ABOUT THIS TASK: Continue the passage below about Loyola's symposium on digital ethics, picking up right after its final sentence.

He continued and said Loyola is a great environment to host a conference on ethics in the digital age. At the heart of Loyola’s humanities-based core curriculum, are the ethical intentions of one’s actions.

“We provide the learning, and our students and graduates are able to demonstrate ethical awareness, the ability to do ethical reflection and the ability to apply ethical principles in decision making,” he said. “We want our students to leave here, able to make moral decisions and act on their ethical abilities.”

Dean Heider said the symposium and the School of Communication’s Center for Digital Ethics & Policy were created to help foster the conversation about digital ethics, to encourage more research and to create a place to help share that research.

“Few tech companies in this era have a code of ethics,” he said. “So when it comes to technology and the moral compass, oftentimes the marketplace seems to rule. And governments are no better, bending the rule to spy on citizens in the name of national security.”

Saved entries
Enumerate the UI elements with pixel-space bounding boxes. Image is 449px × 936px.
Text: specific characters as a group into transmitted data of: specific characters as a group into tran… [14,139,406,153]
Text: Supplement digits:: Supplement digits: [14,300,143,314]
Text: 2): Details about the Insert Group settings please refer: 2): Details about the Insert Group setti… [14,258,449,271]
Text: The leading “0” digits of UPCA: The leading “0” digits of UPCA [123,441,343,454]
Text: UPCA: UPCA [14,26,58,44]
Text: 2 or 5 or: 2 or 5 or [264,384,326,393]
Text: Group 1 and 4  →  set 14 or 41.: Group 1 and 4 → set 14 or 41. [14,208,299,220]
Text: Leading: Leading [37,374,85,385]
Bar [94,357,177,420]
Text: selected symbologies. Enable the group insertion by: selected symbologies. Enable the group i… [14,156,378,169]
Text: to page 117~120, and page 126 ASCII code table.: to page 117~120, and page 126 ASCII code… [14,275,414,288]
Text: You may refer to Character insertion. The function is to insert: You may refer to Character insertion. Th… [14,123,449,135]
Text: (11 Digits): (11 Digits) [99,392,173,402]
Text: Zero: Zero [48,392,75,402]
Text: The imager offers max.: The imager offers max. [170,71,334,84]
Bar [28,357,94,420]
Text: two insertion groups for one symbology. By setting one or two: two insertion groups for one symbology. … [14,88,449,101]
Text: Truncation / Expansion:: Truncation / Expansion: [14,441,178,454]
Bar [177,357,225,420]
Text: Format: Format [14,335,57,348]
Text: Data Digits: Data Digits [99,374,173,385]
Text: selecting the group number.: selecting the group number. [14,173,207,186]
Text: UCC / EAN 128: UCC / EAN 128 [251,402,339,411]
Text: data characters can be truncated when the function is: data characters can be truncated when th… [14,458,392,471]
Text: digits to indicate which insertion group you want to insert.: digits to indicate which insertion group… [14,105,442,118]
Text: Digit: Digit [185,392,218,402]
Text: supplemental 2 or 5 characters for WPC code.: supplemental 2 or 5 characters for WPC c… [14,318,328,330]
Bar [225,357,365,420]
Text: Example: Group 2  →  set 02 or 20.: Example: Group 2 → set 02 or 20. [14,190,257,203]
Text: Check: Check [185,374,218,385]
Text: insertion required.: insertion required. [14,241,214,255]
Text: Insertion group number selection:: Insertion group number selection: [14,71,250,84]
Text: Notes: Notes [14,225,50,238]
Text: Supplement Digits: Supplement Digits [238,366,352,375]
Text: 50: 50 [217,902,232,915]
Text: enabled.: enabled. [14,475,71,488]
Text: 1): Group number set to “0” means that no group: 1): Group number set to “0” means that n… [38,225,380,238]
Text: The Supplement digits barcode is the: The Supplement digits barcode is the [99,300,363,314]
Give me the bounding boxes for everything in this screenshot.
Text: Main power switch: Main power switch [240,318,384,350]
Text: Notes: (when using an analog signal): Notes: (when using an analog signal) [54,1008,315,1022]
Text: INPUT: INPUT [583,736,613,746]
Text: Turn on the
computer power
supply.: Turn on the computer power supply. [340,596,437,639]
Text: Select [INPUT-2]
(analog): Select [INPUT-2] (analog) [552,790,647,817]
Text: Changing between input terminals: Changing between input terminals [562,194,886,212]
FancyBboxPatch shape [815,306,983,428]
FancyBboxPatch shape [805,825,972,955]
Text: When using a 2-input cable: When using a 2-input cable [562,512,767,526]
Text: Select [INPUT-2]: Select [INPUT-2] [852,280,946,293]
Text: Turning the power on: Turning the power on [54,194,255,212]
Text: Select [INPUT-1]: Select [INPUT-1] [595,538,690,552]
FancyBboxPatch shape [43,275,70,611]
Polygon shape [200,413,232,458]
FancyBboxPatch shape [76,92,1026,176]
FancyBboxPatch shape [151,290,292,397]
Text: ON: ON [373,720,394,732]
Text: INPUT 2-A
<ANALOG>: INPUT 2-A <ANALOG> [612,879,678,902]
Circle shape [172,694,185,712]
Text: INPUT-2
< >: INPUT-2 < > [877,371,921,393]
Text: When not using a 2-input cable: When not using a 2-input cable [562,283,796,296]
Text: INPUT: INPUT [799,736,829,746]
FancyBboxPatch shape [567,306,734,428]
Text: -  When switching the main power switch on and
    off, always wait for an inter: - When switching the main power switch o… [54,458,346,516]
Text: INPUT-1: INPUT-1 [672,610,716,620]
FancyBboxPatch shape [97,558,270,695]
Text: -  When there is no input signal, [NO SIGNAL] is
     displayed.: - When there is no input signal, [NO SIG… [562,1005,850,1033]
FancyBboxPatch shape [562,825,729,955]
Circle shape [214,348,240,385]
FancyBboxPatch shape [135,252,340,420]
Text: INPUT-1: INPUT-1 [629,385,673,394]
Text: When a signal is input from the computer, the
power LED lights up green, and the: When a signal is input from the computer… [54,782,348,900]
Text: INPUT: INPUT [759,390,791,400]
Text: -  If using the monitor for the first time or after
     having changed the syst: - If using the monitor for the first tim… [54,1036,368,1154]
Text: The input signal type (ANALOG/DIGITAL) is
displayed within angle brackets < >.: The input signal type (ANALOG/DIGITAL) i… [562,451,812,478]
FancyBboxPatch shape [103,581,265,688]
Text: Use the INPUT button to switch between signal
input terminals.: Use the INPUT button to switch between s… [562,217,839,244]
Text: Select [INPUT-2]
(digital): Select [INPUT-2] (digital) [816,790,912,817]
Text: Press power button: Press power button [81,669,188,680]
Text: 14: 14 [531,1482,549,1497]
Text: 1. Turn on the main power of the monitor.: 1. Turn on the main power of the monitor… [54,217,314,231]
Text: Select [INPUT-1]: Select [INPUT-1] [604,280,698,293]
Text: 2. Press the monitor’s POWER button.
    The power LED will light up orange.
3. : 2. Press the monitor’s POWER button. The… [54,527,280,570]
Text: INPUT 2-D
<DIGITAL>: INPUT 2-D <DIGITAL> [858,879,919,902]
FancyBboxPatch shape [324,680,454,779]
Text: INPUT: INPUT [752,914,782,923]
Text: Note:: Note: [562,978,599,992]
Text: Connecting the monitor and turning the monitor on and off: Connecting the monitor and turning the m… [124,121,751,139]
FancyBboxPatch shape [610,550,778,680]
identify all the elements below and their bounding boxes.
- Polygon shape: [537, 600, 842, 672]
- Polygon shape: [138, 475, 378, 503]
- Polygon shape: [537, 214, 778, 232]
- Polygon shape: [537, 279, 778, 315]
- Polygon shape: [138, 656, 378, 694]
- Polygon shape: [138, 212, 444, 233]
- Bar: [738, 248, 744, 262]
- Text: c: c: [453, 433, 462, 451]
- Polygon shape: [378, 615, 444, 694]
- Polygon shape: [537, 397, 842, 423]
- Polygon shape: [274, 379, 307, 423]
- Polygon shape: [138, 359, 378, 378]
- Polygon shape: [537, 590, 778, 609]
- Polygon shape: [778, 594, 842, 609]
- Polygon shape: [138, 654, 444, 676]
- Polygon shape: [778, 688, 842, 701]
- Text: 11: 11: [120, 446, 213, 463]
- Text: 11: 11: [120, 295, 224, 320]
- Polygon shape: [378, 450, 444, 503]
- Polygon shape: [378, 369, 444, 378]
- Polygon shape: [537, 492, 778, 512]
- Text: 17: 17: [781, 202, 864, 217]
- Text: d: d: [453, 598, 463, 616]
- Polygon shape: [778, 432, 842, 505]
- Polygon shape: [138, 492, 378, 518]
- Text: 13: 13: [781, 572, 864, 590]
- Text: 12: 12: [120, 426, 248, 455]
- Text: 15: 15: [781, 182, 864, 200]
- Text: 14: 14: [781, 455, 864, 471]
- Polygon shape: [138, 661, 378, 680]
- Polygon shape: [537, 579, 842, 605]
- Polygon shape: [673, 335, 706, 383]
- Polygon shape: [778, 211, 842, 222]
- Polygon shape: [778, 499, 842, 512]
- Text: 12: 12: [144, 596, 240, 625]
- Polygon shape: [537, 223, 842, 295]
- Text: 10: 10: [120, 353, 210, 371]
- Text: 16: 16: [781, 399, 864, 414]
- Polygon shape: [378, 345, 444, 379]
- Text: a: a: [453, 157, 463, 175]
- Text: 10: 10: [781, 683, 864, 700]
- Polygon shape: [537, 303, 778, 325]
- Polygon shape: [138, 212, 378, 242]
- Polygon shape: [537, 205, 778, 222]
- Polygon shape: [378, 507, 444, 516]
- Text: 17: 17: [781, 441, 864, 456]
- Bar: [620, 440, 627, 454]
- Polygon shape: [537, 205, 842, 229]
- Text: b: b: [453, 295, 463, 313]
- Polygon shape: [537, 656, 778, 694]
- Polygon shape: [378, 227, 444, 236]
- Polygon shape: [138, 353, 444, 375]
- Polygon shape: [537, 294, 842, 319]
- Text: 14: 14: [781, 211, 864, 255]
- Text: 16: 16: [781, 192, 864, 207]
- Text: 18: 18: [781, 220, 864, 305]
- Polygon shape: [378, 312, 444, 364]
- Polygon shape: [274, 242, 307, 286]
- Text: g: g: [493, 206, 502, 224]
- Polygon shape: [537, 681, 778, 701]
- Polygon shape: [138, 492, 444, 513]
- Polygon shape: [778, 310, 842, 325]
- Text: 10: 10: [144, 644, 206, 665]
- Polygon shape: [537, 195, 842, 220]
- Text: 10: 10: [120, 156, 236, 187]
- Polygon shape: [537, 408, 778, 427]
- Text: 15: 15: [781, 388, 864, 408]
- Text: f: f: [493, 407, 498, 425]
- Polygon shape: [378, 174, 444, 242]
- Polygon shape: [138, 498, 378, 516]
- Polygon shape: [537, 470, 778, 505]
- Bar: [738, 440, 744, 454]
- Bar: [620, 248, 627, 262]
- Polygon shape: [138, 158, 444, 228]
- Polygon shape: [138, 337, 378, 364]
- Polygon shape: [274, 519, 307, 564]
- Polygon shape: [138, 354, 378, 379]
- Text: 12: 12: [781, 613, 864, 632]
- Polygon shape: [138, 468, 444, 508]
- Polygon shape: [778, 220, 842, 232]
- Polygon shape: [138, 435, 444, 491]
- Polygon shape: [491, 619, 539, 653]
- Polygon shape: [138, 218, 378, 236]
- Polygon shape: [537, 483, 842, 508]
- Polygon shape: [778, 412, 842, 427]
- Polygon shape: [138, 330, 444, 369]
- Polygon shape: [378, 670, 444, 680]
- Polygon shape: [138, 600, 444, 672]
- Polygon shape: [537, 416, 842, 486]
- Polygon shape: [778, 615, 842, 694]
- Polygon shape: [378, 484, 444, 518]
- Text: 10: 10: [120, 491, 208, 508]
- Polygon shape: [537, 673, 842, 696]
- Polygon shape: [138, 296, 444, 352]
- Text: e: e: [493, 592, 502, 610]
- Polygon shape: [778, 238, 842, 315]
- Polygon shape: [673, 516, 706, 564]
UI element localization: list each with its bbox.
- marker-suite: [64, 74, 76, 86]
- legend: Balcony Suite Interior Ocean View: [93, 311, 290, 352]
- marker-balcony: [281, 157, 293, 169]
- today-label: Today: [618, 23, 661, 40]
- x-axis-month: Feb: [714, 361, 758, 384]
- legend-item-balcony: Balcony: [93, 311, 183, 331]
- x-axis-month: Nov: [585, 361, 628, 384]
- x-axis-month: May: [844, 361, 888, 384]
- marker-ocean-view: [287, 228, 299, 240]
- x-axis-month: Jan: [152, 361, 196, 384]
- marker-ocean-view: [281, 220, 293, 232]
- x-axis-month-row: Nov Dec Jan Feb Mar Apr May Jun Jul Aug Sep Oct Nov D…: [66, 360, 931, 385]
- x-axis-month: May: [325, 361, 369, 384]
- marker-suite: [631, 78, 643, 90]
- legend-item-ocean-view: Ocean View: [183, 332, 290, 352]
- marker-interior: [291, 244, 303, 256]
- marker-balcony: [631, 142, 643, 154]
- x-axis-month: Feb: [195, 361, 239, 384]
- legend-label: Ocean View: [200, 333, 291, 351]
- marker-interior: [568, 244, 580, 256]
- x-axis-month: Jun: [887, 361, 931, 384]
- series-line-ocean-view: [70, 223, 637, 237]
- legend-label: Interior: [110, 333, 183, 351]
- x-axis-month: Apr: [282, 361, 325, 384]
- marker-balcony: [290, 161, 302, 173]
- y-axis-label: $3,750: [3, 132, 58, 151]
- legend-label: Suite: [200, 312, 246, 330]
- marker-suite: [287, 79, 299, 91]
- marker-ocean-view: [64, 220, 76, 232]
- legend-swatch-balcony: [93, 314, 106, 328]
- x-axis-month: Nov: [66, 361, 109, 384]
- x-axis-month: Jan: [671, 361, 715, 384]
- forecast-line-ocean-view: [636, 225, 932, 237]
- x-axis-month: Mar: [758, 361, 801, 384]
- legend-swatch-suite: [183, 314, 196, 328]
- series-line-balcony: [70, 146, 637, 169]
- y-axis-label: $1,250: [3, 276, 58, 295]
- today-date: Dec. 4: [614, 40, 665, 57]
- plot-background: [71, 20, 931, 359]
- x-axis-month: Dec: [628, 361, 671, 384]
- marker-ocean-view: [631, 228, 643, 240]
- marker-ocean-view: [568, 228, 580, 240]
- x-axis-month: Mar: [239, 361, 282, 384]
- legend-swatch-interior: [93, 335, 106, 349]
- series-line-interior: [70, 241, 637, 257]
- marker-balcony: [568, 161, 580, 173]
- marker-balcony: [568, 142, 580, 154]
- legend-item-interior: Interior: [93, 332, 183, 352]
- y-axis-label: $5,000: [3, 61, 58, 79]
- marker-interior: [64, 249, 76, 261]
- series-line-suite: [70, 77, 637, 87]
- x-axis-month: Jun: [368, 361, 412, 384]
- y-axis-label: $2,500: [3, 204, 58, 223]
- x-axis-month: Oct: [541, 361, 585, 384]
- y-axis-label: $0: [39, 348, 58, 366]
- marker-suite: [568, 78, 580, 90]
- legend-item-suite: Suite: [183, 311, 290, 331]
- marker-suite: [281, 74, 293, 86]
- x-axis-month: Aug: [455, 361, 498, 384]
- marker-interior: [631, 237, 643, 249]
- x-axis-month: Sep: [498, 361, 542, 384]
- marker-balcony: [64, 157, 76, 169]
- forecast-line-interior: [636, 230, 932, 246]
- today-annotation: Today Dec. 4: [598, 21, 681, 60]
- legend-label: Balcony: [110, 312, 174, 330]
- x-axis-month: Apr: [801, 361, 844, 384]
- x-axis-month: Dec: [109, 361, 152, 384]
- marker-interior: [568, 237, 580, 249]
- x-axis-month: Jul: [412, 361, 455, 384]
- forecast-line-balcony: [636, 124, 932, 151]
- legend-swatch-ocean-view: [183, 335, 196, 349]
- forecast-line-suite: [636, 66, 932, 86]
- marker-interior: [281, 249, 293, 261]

RESPONSE BELOW:
And when introducing the symposium’s keynote speaker, Hasan Elahi, Associate Professor Bastiaan Vanacker said few questions are as pressing as those dealing with the issue of surveillance.

“What are we willing to relinquish in order to be safe?” he said. “Or to feel safe, which isn’t always the same thing. With the increased surveillance power of digital technologies, these questions have only become more prevalent.”

Elahi, an interdisciplinary artist, works with issues in surveillance, privacy, migration, citizenship, technology and the challenges of borders. In his talk, he touched on a project he’s spent the past 13 years contributing to, after he was mistakenly added to the U.S. government’s terrorist watch list.

“For the past 13 years, I’ve been tracking myself for the sake of national security,” he said. “The long story, is I spent six months of my life justifying [to the FBI] every tiny moment of my existence, convincing them I’m not a terrorist.”

In the end, it took six months and nine polygraph tests to clear his name. Still, concerned about future misunderstandings, he was inspired to created “Tracking Transience: The Orwell Project” which uses GPS technology to track his every moment. He also spoke with another academic who went through a similar ordeal.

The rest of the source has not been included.